● Exercise
According to the editorial below, why doesn't Wisconsin need endless campaigning? Answer in one to three sentences.

● Supplied passage
By The Associated Press

Eau Claire Leader-Telegram. August 1, 2021.

Editorial: Give us a break

In shifting to an endless campaign, where one election campaign begins nearly as soon as the previous one ends, Wisconsin politicians seem to have taken a page from a neighboring state in their approach to campaigning. We’re not fans.

Gaps between campaigns are diminishing everywhere, but it’s particularly noticeable just to Wisconsin’s southwest. Campaigning never really ends in Iowa, where wannabe presidential candidates start feeling out support within a week or two of a presidential election. The leadoff Iowa Caucuses, which we’ve heavily criticized as being a poor way to start the nominating process, ensure that almost every politician with ambitions will wind up traipsing across the state at some point.

Wisconsin doesn’t need to import the headaches the caucuses cause. Aside from problems with the process itself and with the failure of Iowa’s Republican and Democratic parties to avoid massive embarrassment over the past couple caucuses, there’s another effect that we don’t think Wisconsin needs. When there’s no end to the campaigning, there’s also no end to the partisanship. There’s no break in which elected officials can represent the people rather than prepare for the next electoral fight.

American political campaigns rely at least as much on telling people why your opponent is the wrong choice as they do why you’re the right one. Calling it organized character assassination is probably too clean. And campaigns do it because it works.

● Recorded information

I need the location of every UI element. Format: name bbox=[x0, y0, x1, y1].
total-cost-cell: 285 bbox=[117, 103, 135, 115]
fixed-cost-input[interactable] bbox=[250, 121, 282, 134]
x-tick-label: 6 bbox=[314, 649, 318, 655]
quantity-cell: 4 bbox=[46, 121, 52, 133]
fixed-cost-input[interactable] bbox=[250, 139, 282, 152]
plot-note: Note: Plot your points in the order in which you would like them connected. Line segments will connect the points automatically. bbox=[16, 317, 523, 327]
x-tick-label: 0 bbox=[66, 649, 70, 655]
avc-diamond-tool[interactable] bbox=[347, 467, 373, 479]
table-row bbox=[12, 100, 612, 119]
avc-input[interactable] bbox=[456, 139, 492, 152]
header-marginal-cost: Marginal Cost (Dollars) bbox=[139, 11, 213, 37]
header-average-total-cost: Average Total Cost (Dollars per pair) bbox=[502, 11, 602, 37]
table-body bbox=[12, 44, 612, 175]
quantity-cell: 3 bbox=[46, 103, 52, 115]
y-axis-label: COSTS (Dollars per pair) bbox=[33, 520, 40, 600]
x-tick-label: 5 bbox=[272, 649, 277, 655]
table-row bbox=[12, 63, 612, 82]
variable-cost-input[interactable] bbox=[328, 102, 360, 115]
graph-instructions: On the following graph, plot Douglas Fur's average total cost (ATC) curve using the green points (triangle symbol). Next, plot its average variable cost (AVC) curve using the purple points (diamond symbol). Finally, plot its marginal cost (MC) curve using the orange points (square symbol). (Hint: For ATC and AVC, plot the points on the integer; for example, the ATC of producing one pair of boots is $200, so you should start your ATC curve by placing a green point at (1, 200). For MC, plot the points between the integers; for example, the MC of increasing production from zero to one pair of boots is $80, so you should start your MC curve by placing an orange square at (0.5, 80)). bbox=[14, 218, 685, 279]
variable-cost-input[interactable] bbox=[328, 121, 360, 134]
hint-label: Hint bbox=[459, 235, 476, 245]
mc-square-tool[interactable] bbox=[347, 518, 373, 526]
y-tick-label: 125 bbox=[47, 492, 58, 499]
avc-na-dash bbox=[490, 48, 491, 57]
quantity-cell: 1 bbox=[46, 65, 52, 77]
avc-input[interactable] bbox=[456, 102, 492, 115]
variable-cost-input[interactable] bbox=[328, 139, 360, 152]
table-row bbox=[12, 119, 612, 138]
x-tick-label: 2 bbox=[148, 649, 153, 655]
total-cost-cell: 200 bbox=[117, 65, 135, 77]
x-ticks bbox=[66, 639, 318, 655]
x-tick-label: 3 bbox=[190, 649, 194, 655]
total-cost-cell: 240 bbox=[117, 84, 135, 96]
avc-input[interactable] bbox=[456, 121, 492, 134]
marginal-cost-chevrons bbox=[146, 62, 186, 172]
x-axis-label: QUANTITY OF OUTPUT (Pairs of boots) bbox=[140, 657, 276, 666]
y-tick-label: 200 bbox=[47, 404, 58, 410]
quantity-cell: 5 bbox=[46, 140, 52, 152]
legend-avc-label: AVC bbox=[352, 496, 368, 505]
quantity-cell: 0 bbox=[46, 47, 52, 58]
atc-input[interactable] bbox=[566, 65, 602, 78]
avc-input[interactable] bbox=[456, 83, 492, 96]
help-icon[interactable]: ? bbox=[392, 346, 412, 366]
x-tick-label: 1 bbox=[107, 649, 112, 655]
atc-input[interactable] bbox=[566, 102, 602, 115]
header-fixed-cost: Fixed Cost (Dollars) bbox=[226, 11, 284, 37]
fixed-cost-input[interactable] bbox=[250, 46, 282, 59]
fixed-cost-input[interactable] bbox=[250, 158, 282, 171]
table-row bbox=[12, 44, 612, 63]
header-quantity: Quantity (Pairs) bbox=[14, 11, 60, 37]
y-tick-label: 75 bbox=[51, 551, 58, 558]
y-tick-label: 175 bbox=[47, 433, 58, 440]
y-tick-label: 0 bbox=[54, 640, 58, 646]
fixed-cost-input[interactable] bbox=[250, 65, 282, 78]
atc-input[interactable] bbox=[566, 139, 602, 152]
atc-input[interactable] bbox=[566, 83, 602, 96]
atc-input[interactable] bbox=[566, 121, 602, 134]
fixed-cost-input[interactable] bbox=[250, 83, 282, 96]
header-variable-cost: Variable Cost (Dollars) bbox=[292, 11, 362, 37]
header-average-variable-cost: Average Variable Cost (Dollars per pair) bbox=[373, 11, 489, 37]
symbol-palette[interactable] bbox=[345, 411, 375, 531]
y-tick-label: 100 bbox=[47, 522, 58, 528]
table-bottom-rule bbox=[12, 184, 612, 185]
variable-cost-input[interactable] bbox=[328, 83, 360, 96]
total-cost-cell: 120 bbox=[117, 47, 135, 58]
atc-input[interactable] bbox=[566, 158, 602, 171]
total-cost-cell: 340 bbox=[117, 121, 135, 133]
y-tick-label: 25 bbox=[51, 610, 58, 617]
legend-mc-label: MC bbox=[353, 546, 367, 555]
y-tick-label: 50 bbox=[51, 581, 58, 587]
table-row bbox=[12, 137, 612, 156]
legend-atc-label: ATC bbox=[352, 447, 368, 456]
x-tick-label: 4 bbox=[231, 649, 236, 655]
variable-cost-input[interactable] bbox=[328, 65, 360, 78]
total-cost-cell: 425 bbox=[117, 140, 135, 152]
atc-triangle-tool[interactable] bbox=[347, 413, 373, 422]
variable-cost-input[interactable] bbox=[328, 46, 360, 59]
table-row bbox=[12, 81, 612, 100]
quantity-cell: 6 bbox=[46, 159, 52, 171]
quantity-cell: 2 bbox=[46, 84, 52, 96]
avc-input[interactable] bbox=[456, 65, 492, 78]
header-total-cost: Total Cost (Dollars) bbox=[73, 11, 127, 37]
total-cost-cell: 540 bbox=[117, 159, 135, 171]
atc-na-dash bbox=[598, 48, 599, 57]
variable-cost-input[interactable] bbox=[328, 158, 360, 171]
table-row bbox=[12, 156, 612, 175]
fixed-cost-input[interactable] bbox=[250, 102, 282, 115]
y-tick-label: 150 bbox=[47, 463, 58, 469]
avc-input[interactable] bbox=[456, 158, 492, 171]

* * *

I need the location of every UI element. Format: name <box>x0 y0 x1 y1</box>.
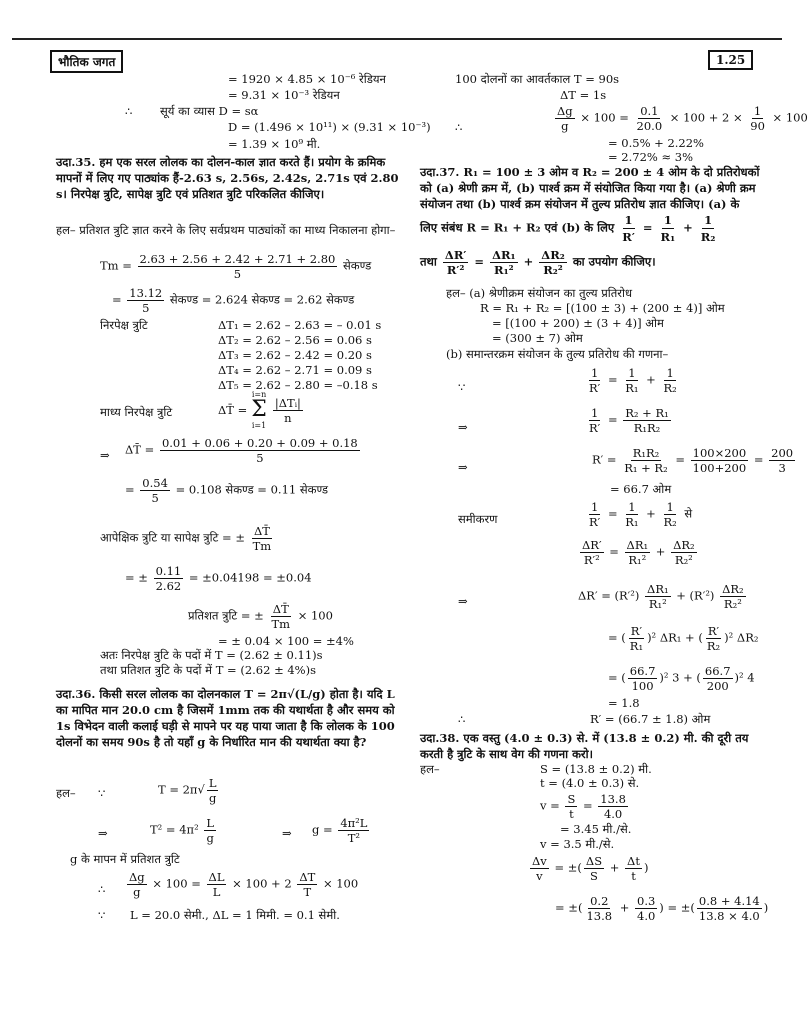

● Answer to this task
When campaigning never ends, partisanship never ends either. Elected officials get no break in which to represent the people instead of preparing for the next electoral fight.